WHAT IS BEING ASKED: In the records below, find the line containing "Type out the text in this image."; give it again exactly, along with every line that follows, and nothing else.

########################################

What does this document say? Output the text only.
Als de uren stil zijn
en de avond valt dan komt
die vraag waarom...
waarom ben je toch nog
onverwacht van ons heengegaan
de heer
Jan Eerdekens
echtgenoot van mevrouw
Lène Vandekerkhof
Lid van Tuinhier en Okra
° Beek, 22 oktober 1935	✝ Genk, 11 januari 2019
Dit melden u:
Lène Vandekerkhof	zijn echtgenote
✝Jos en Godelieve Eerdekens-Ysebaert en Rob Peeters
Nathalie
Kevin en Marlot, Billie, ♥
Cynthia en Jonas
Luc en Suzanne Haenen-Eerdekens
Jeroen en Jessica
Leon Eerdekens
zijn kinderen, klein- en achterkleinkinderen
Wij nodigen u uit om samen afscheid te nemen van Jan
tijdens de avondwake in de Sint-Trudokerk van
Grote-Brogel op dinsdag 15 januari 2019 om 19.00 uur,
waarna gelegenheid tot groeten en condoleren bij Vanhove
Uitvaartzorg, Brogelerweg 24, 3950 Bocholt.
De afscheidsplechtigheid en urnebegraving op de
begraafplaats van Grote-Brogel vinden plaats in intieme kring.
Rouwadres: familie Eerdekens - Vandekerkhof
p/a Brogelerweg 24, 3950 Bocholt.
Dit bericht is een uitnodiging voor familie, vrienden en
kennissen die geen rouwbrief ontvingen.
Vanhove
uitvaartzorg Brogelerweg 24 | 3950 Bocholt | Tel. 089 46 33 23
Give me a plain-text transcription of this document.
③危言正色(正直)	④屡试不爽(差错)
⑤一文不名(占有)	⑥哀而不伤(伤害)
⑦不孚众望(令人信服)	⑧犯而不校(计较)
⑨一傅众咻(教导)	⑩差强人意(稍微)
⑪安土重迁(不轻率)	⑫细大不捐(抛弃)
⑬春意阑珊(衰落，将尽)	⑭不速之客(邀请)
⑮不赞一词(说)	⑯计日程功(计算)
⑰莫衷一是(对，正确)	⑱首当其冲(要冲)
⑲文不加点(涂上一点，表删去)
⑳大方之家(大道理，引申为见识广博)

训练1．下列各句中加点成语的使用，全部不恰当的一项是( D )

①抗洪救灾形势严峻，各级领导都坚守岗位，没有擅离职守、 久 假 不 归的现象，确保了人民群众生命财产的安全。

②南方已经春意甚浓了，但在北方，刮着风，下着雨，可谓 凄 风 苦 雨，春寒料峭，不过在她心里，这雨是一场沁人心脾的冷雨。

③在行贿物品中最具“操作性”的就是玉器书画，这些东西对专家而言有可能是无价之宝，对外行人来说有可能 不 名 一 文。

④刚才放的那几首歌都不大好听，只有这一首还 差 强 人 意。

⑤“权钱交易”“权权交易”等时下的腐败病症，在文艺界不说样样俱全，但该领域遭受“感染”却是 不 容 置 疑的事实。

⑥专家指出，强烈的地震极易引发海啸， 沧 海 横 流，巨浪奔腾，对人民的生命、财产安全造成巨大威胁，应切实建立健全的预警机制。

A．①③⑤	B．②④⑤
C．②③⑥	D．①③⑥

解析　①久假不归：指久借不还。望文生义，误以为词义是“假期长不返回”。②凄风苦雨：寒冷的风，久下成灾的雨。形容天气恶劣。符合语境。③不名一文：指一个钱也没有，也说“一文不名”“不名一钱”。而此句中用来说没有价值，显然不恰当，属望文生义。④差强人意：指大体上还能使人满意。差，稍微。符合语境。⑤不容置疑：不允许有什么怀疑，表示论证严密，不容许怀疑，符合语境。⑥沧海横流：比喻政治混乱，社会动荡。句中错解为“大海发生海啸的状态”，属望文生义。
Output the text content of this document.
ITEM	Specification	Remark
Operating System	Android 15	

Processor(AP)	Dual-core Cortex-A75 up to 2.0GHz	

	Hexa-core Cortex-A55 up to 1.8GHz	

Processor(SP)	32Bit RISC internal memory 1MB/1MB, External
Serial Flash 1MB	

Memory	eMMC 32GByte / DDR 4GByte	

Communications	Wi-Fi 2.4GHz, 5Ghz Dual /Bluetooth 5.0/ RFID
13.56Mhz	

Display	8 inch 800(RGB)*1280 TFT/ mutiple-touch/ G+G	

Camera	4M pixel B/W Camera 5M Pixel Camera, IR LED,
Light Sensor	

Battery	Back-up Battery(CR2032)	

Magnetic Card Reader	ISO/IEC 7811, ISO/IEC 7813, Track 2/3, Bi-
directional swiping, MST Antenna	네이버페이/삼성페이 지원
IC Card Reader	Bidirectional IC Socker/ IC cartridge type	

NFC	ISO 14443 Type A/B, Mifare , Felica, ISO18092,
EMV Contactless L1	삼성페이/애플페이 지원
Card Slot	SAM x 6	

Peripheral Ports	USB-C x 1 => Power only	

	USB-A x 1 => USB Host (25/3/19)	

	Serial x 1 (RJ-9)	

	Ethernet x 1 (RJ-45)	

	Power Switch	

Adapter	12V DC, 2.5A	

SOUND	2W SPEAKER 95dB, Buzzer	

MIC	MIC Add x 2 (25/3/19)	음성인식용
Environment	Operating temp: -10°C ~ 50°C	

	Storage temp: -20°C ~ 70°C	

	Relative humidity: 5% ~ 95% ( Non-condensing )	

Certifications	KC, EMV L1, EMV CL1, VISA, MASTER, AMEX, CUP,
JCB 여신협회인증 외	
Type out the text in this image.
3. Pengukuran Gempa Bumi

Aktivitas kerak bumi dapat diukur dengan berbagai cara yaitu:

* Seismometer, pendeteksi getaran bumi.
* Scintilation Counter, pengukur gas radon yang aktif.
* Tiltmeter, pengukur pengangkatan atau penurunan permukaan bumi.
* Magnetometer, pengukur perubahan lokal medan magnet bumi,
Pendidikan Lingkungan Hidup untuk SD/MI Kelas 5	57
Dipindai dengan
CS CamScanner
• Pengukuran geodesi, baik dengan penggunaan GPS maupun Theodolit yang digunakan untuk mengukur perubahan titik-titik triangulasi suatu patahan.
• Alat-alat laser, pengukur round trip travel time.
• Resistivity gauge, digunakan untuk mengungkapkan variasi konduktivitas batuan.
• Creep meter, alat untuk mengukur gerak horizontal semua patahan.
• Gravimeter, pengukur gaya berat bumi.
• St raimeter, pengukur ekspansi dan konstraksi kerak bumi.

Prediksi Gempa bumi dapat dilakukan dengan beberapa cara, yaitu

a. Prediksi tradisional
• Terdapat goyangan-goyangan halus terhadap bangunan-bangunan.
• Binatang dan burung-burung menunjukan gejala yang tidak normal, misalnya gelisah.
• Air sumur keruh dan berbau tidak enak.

########################################

RESPONSE BELOW:
Type out the text in this image.
3. Pengukuran Gempa Bumi

Aktivitas kerak bumi dapat diukur dengan berbagai cara yaitu:

* Seismometer, pendeteksi getaran bumi.
* Scintilation Counter, pengukur gas radon yang aktif.
* Tiltmeter, pengukur pengangkatan atau penurunan permukaan bumi.
* Magnetometer, pengukur perubahan lokal medan magnet bumi,
Pendidikan Lingkungan Hidup untuk SD/MI Kelas 5	57
Dipindai dengan
CS CamScanner
• Pengukuran geodesi, baik dengan penggunaan GPS maupun Theodolit yang digunakan untuk mengukur perubahan titik-titik triangulasi suatu patahan.
• Alat-alat laser, pengukur round trip travel time.
• Resistivity gauge, digunakan untuk mengungkapkan variasi konduktivitas batuan.
• Creep meter, alat untuk mengukur gerak horizontal semua patahan.
• Gravimeter, pengukur gaya berat bumi.
• St raimeter, pengukur ekspansi dan konstraksi kerak bumi.

Prediksi Gempa bumi dapat dilakukan dengan beberapa cara, yaitu

a. Prediksi tradisional
• Terdapat goyangan-goyangan halus terhadap bangunan-bangunan.
• Binatang dan burung-burung menunjukan gejala yang tidak normal, misalnya gelisah.
• Air sumur keruh dan berbau tidak enak.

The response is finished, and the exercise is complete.